Um relatório oficial israelense publicado nesta terça-feira acusa o primeiro-ministro Benjamin Netanyahu e seus generais pela preparação ruim do exército ante a ameaça “estratégica” dos túneis de guerra do Hamas durante o conflito na Faixa de Gaza em 2014.
“As autoridades políticas e militares e os serviços de inteligência estavam informados sobre a ameaça que representavam os túneis e inclusive a classificaram como ‘estratégica'”, afirma um relatório do gabinete do auditor do Estado, um alto funcionário público responsável por examinar as ações do governo.
“No entanto, as ações realizadas em relação a esta ameaça não correspondem a esta definição”, afirma o documento.
“O primeiro-ministro, o ex-ministro da Defesa e o ex-comandante do Estado-Maior não se preocuparam de que o exército tivesse a sua disposição planos operacionais para combater os túneis em zonas urbanas”, completa o relatório.

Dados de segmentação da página
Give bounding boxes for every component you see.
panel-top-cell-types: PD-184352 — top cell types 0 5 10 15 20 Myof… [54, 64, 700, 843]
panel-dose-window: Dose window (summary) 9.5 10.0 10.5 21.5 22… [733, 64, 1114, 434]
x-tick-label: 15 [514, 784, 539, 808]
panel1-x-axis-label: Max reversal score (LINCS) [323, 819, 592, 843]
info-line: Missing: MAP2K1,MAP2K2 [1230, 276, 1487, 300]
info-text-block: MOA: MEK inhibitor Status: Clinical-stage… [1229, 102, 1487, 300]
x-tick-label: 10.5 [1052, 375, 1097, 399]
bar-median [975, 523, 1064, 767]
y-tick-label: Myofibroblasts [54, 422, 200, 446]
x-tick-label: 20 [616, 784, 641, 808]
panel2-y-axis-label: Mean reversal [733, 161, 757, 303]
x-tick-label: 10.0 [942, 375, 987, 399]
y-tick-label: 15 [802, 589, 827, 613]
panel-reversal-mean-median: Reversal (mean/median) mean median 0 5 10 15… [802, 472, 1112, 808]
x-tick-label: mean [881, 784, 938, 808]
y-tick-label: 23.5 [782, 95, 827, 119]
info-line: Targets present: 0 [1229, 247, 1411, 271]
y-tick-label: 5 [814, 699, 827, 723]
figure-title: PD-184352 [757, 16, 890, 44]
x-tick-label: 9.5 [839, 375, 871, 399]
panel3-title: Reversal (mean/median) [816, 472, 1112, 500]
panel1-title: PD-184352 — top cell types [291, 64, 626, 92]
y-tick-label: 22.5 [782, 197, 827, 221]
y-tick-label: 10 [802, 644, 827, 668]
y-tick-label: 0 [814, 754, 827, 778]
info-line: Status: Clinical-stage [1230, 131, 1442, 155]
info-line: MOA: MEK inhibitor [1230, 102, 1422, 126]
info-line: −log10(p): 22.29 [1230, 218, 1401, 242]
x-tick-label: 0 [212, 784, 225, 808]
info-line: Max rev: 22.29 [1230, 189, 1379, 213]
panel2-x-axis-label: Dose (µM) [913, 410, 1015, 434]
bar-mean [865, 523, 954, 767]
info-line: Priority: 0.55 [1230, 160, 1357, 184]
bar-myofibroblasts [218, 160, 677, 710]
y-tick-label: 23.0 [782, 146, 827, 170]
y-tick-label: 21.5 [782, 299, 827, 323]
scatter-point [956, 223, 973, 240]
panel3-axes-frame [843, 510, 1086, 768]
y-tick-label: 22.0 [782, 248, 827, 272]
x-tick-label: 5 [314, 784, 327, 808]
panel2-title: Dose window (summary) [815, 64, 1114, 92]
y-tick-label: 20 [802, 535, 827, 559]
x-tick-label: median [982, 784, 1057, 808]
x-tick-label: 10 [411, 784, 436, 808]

Tarefas:
[A] Repita, sem alterar nada, a parte do trecho sobre o relatório israelense que começa com as palavras "Um relatório oficial" e termina com "afirma o documento.".
[B] Responda com base no trecho sobre o relatório israelense:
(i) Em que ano ocorreu o conflito na Faixa de Gaza mencionado?
(ii) De qual gabinete é o relatório citado?
(iii) Em que tipo de zona os planos operacionais mencionados deveriam combater os túneis?
[C] Por favor, retome o trecho sobre o relatório israelense logo após a última frase apresentada.

Respostas do exercício:
[A]
Um relatório oficial israelense publicado nesta terça-feira acusa o primeiro-ministro Benjamin Netanyahu e seus generais pela preparação ruim do exército ante a ameaça “estratégica” dos túneis de guerra do Hamas durante o conflito na Faixa de Gaza em 2014.
“As autoridades políticas e militares e os serviços de inteligência estavam informados sobre a ameaça que representavam os túneis e inclusive a classificaram como ‘estratégica'”, afirma um relatório do gabinete do auditor do Estado, um alto funcionário público responsável por examinar as ações do governo.
“No entanto, as ações realizadas em relação a esta ameaça não correspondem a esta definição”, afirma o documento.

[B]
(i) Em 2014.
(ii) Do gabinete do auditor do Estado.
(iii) Em zonas urbanas.

[C]
Antes mesmo da publicação, o informe provocou nervosismo entre a classe política do país. O chefe de Governo tomou a dianteira na segunda-feira e defendeu as decisões tomadas, alegando que o país infligiu ao Hamas “o golpe mais duro que já sofreu”.
O relatório analisa a mais violenta das três guerras do exército israelense na Faixa de Gaza desde que o Hamas, inimigo eterno de Israel, assumiu o poder em 2007, que deixou 2.251 mortos do lado palestino, incluindo 551 crianças, e mais de 10.000 feridos de acordo com a ONU. Do lado israelense morreram 74 pessoas, incluindo 68 soldados.
O texto é uma análise política e não operacional que examina o processo de decisão antes e depois da campanha militar, em particular sobre os túneis.